(Extracted data entries)
··········
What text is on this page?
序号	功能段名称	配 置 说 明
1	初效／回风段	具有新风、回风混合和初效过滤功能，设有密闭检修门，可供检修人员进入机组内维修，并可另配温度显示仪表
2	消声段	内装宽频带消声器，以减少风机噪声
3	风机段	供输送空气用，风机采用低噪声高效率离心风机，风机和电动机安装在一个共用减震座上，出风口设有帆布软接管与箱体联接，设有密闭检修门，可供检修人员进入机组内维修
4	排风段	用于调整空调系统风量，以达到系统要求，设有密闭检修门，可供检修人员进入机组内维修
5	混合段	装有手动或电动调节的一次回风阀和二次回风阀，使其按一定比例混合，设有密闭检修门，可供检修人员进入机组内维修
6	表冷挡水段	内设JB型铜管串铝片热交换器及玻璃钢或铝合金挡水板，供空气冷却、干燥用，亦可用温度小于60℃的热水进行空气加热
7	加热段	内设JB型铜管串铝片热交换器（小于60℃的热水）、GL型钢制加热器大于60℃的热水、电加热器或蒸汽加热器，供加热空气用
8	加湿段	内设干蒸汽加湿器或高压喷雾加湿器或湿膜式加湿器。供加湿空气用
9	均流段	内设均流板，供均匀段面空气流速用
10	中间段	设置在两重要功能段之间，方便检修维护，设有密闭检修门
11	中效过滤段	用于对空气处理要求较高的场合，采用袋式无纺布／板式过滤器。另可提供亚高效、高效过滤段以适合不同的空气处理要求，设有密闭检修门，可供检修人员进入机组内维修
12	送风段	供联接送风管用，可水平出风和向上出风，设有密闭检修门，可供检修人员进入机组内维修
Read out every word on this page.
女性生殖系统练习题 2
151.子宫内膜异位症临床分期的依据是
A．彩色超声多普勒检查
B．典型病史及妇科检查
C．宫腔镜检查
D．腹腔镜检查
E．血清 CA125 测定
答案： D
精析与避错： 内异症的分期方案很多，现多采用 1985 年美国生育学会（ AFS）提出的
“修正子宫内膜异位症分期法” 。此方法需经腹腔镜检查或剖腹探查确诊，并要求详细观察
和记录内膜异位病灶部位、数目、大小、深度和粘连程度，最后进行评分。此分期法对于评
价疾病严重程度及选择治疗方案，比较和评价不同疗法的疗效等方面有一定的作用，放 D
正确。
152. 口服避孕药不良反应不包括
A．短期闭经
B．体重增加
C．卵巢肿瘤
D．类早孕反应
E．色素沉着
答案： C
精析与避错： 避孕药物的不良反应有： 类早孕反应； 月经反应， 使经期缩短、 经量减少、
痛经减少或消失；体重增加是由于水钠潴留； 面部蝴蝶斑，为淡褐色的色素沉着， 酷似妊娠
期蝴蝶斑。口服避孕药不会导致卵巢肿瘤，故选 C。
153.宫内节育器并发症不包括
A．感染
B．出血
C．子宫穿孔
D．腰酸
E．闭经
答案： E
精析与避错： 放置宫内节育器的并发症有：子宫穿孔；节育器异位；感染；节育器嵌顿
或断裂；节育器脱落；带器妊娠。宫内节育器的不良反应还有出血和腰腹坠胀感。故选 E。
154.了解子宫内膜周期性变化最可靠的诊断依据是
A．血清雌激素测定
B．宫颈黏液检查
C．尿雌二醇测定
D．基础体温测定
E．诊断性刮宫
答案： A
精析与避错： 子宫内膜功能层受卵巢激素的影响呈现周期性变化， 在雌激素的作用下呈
··········
• _Directions for this task_: What is the number of lines containing "子宫穿孔"? Give that number only.

• _Correct result_: 2